EXTRACTED DATA:
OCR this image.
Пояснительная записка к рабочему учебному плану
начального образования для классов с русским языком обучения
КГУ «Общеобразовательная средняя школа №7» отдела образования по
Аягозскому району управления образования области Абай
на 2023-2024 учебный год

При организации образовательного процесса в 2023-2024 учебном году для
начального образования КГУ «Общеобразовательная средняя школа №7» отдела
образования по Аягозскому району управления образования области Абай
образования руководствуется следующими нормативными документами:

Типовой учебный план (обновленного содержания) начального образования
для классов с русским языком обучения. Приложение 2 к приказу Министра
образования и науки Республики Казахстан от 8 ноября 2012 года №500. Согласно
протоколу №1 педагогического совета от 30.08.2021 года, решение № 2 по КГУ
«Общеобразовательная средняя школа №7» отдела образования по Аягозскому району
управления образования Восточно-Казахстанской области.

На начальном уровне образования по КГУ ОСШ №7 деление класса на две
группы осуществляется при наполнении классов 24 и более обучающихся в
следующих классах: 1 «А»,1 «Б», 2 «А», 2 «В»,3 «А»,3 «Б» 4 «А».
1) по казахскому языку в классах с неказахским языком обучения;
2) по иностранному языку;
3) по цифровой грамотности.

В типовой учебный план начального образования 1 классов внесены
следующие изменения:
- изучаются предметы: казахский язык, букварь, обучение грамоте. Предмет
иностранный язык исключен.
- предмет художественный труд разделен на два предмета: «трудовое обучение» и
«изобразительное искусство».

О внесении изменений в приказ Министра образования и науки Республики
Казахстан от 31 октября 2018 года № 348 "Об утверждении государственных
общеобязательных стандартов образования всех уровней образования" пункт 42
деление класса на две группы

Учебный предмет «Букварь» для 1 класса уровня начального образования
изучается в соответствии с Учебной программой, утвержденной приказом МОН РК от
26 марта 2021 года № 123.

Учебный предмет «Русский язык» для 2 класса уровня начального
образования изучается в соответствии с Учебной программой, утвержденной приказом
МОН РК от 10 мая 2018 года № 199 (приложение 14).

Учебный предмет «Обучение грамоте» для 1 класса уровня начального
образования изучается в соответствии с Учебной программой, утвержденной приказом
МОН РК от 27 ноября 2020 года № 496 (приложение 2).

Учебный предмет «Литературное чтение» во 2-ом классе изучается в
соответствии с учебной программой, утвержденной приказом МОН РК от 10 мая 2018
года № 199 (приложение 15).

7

TO DO:
Copy out the material above in its entirety. Every detail must match.

OUTPUT:
OCR this image.
Пояснительная записка к рабочему учебному плану
начального образования для классов с русским языком обучения
КГУ «Общеобразовательная средняя школа №7» отдела образования по
Аягозскому району управления образования области Абай
на 2023-2024 учебный год

При организации образовательного процесса в 2023-2024 учебном году для
начального образования КГУ «Общеобразовательная средняя школа №7» отдела
образования по Аягозскому району управления образования области Абай
образования руководствуется следующими нормативными документами:

Типовой учебный план (обновленного содержания) начального образования
для классов с русским языком обучения. Приложение 2 к приказу Министра
образования и науки Республики Казахстан от 8 ноября 2012 года №500. Согласно
протоколу №1 педагогического совета от 30.08.2021 года, решение № 2 по КГУ
«Общеобразовательная средняя школа №7» отдела образования по Аягозскому району
управления образования Восточно-Казахстанской области.

На начальном уровне образования по КГУ ОСШ №7 деление класса на две
группы осуществляется при наполнении классов 24 и более обучающихся в
следующих классах: 1 «А»,1 «Б», 2 «А», 2 «В»,3 «А»,3 «Б» 4 «А».
1) по казахскому языку в классах с неказахским языком обучения;
2) по иностранному языку;
3) по цифровой грамотности.

В типовой учебный план начального образования 1 классов внесены
следующие изменения:
- изучаются предметы: казахский язык, букварь, обучение грамоте. Предмет
иностранный язык исключен.
- предмет художественный труд разделен на два предмета: «трудовое обучение» и
«изобразительное искусство».

О внесении изменений в приказ Министра образования и науки Республики
Казахстан от 31 октября 2018 года № 348 "Об утверждении государственных
общеобязательных стандартов образования всех уровней образования" пункт 42
деление класса на две группы

Учебный предмет «Букварь» для 1 класса уровня начального образования
изучается в соответствии с Учебной программой, утвержденной приказом МОН РК от
26 марта 2021 года № 123.

Учебный предмет «Русский язык» для 2 класса уровня начального
образования изучается в соответствии с Учебной программой, утвержденной приказом
МОН РК от 10 мая 2018 года № 199 (приложение 14).

Учебный предмет «Обучение грамоте» для 1 класса уровня начального
образования изучается в соответствии с Учебной программой, утвержденной приказом
МОН РК от 27 ноября 2020 года № 496 (приложение 2).

Учебный предмет «Литературное чтение» во 2-ом классе изучается в
соответствии с учебной программой, утвержденной приказом МОН РК от 10 мая 2018
года № 199 (приложение 15).

7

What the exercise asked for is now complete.